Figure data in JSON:
........

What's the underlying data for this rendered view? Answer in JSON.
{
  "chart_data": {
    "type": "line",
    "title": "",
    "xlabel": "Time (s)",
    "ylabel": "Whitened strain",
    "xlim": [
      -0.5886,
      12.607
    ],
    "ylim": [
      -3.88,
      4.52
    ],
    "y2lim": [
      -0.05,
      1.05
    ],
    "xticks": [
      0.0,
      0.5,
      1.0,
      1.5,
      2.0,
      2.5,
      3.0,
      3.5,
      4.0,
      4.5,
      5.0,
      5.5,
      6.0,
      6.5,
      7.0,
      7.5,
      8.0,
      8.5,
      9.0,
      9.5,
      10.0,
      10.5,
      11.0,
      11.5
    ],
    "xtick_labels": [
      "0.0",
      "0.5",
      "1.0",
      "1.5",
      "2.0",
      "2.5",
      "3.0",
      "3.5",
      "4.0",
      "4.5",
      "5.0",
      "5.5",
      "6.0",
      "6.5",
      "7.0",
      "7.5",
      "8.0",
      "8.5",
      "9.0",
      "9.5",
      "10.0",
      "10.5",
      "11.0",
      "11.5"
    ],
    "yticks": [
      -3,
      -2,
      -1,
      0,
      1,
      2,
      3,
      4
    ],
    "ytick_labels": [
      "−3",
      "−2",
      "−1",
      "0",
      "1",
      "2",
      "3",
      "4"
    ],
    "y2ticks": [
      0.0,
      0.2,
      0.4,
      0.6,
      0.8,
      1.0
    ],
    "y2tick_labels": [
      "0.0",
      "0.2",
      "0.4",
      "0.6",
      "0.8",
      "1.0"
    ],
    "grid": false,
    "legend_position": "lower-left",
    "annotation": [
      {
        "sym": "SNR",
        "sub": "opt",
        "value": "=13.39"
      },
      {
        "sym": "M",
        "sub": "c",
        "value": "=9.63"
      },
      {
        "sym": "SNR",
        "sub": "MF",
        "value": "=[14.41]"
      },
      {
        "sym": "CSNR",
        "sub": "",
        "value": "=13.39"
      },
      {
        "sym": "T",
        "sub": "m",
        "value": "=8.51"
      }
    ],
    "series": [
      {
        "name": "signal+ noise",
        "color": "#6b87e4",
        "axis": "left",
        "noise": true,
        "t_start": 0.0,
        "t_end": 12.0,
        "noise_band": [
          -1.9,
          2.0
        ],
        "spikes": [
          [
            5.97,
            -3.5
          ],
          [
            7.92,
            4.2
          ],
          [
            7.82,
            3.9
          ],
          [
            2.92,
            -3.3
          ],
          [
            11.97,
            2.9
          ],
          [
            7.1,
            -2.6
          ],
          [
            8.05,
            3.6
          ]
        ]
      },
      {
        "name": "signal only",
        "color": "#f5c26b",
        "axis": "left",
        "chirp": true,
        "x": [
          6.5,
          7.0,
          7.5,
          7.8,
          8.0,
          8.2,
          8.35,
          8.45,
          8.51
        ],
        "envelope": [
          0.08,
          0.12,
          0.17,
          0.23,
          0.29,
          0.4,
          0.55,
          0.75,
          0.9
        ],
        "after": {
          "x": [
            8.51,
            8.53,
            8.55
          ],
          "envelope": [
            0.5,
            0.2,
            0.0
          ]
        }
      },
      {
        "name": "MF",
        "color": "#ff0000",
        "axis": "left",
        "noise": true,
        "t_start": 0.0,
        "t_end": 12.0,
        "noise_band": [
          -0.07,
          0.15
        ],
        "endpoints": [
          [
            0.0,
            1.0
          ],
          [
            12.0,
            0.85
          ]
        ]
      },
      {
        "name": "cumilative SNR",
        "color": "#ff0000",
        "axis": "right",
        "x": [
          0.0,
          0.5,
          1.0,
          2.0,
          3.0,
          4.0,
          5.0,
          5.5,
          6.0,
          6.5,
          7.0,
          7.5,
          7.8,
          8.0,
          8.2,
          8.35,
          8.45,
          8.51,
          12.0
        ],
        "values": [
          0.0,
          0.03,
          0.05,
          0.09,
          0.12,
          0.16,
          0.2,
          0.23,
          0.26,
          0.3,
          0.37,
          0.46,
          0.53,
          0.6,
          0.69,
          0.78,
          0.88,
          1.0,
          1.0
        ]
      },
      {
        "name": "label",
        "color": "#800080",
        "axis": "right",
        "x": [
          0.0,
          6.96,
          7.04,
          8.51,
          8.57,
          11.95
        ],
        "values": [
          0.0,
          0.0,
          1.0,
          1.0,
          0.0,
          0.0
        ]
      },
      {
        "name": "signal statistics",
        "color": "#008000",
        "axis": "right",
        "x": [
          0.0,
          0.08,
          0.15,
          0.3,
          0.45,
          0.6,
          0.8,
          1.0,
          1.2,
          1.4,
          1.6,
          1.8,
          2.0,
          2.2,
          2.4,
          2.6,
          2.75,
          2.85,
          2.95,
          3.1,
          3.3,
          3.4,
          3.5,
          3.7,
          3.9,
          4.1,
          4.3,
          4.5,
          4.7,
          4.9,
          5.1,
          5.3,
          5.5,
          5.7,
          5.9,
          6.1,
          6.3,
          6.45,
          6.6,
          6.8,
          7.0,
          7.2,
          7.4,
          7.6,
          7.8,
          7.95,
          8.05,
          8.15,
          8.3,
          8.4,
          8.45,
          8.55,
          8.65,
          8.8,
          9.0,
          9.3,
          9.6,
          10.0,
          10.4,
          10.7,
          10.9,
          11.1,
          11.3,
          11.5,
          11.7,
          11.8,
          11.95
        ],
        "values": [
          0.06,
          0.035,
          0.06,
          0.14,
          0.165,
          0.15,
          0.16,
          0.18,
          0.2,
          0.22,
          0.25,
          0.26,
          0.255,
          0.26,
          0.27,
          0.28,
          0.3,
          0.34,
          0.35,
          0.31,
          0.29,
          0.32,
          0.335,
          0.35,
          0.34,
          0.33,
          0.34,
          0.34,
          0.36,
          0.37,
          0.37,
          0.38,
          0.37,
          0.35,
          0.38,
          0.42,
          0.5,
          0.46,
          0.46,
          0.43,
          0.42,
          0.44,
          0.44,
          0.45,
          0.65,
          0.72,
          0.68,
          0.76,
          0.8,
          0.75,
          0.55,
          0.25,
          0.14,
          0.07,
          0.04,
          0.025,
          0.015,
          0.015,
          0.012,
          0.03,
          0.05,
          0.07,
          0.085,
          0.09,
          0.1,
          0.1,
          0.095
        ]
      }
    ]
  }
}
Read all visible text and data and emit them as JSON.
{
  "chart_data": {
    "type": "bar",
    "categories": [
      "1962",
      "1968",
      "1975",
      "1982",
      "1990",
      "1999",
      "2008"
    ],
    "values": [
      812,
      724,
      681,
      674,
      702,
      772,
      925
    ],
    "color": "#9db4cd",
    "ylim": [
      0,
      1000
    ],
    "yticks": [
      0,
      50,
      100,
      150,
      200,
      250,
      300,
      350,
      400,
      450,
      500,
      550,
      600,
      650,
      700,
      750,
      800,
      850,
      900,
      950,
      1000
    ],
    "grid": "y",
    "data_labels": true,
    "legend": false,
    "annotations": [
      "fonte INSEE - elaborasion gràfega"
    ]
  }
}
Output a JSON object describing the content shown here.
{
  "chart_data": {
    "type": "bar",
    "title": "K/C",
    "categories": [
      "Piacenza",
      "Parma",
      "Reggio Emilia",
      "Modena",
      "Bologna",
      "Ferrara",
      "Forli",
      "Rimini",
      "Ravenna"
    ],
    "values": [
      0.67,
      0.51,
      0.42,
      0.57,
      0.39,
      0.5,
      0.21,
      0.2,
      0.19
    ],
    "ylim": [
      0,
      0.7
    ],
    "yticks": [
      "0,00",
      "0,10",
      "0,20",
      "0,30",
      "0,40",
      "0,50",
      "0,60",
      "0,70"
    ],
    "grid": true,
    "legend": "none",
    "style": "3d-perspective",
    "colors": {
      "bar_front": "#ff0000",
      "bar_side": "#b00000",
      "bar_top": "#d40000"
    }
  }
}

........

**Aim**
Of the lines above, how many hold the word "name"? Say the number alone.

**Answer**
6